====== Given entries

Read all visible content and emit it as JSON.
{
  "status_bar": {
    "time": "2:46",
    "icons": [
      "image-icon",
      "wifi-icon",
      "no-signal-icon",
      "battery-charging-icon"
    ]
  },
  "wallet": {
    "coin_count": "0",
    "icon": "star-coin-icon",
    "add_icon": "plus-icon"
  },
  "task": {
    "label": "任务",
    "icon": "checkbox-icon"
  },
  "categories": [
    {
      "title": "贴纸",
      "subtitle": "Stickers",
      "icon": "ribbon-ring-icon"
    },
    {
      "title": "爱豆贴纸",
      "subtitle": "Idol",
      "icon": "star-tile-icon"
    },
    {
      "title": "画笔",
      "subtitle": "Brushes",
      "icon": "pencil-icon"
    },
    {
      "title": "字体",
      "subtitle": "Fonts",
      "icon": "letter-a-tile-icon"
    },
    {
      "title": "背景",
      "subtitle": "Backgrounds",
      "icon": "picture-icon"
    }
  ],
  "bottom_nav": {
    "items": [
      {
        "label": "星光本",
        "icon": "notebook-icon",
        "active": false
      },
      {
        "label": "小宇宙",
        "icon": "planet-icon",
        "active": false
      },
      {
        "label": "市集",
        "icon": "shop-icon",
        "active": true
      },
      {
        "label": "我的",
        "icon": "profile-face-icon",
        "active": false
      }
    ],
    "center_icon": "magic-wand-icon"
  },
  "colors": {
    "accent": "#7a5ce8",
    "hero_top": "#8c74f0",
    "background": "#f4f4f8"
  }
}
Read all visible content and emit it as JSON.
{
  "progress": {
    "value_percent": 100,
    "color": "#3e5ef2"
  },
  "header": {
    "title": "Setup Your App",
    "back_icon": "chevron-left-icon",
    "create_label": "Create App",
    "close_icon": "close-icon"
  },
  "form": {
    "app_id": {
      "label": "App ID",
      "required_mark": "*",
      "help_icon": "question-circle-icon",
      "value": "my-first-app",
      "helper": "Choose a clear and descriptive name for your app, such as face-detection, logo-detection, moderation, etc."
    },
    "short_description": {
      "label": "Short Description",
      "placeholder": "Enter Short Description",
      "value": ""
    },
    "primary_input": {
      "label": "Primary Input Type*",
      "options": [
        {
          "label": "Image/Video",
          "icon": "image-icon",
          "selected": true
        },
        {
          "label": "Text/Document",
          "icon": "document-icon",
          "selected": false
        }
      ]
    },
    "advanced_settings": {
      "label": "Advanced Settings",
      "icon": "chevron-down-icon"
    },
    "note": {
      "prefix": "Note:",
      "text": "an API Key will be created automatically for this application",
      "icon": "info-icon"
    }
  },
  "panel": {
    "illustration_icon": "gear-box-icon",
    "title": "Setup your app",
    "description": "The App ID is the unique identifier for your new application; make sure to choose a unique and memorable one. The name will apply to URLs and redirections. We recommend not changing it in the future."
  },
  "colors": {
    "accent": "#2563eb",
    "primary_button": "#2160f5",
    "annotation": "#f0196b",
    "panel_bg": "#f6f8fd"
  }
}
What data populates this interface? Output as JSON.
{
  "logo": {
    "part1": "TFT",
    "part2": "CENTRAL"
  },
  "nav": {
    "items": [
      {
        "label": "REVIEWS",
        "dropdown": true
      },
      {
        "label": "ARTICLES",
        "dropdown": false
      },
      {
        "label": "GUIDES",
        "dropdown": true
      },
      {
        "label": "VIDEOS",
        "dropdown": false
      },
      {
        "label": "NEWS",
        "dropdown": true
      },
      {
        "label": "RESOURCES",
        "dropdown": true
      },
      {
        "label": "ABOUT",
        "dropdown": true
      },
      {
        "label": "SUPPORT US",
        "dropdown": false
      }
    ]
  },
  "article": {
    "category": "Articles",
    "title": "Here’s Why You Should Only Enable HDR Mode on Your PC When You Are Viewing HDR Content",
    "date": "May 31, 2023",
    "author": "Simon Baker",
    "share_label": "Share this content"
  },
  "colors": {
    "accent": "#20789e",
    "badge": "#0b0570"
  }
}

============

**Exercise details**
Output exactly the lines between the one containing "What data populates" and the final line above, both inclusive.

**Worked solution**
What data populates this interface? Output as JSON.
{
  "logo": {
    "part1": "TFT",
    "part2": "CENTRAL"
  },
  "nav": {
    "items": [
      {
        "label": "REVIEWS",
        "dropdown": true
      },
      {
        "label": "ARTICLES",
        "dropdown": false
      },
      {
        "label": "GUIDES",
        "dropdown": true
      },
      {
        "label": "VIDEOS",
        "dropdown": false
      },
      {
        "label": "NEWS",
        "dropdown": true
      },
      {
        "label": "RESOURCES",
        "dropdown": true
      },
      {
        "label": "ABOUT",
        "dropdown": true
      },
      {
        "label": "SUPPORT US",
        "dropdown": false
      }
    ]
  },
  "article": {
    "category": "Articles",
    "title": "Here’s Why You Should Only Enable HDR Mode on Your PC When You Are Viewing HDR Content",
    "date": "May 31, 2023",
    "author": "Simon Baker",
    "share_label": "Share this content"
  },
  "colors": {
    "accent": "#20789e",
    "badge": "#0b0570"
  }
}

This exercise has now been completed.